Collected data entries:

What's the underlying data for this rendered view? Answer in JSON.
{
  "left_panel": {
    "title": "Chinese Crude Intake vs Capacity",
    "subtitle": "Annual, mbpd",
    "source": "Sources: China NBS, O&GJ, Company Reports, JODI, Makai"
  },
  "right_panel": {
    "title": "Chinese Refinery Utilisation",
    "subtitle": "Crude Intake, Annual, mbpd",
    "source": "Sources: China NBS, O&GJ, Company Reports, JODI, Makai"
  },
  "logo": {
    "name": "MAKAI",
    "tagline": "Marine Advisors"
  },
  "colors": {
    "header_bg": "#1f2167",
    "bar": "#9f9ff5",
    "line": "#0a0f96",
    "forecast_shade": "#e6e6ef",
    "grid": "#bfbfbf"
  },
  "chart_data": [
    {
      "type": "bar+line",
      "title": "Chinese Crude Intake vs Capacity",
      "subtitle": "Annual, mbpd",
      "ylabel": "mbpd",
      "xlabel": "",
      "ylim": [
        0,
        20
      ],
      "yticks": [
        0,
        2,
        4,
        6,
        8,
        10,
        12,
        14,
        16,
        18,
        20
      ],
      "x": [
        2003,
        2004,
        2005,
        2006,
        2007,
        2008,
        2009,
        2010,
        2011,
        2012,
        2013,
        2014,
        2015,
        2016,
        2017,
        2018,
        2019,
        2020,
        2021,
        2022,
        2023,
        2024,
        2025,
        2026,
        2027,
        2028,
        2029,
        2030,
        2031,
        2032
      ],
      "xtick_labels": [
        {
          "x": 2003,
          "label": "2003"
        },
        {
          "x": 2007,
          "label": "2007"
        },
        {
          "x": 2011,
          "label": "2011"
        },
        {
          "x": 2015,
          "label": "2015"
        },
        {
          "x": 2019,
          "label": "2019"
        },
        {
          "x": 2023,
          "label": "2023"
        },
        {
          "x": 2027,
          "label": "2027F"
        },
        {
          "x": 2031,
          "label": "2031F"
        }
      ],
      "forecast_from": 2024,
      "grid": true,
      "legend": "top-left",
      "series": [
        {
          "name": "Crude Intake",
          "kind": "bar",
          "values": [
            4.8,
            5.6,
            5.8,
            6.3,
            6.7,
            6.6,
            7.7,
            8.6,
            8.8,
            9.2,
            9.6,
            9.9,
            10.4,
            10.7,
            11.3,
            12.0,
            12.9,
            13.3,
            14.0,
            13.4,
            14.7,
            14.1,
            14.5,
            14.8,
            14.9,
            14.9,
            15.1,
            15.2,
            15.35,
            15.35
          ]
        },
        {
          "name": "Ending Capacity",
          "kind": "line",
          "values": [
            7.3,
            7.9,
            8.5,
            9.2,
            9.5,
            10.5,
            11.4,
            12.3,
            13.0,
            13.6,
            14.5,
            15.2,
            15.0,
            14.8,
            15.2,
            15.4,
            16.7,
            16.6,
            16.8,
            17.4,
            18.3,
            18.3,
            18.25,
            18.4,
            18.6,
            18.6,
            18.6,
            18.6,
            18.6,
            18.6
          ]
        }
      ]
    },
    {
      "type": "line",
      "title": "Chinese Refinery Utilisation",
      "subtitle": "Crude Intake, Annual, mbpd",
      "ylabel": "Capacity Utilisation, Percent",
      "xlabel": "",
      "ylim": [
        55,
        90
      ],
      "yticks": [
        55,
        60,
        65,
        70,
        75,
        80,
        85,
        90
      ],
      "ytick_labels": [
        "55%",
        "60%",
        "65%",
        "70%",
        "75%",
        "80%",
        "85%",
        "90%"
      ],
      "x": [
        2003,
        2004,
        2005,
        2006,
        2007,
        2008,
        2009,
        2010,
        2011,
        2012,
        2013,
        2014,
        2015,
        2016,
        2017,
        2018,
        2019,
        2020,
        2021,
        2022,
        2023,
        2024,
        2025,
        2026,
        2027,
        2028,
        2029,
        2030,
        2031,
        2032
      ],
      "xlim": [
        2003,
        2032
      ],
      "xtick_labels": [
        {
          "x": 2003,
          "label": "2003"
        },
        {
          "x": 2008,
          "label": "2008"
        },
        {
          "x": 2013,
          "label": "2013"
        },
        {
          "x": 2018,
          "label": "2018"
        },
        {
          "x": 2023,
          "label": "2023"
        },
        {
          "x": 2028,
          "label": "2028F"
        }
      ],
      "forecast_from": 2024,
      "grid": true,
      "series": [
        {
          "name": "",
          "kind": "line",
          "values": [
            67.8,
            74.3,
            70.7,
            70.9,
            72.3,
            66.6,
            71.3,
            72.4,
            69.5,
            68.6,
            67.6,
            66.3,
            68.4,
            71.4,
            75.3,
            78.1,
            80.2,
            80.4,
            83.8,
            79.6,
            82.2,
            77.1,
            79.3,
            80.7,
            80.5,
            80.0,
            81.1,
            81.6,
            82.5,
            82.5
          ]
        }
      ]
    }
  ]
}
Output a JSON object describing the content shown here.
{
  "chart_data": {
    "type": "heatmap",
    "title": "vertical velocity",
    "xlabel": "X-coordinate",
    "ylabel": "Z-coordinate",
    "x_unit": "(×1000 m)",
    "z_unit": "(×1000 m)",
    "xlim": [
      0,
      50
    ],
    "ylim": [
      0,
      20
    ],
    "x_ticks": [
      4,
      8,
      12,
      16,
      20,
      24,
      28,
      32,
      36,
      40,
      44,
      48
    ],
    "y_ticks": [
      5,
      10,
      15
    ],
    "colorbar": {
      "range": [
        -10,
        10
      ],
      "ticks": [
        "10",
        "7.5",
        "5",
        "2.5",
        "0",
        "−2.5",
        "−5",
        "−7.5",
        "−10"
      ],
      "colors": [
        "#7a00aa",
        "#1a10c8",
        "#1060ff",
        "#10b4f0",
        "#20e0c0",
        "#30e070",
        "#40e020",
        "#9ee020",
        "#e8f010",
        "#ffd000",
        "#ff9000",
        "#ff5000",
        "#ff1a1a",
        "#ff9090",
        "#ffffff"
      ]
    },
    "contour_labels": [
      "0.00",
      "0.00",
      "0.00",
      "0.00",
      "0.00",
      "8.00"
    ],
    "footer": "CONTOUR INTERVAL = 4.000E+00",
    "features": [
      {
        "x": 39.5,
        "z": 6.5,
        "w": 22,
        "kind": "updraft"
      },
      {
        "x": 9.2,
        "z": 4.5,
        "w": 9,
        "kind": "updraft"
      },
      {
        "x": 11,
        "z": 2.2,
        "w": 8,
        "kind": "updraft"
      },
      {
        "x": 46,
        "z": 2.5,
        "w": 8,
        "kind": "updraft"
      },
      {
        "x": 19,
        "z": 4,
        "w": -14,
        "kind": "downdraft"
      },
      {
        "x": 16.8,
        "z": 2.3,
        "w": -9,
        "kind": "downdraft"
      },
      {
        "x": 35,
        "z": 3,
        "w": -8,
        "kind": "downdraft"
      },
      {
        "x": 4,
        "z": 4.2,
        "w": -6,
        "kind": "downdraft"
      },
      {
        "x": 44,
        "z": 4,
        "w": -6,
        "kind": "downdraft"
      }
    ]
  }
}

▶ [SET EXERCISE]
Search the data for "coordinate". Copy every matching line.

▶ [REPLY TO THE EXERCISE]
    "xlabel": "X-coordinate",
    "ylabel": "Z-coordinate",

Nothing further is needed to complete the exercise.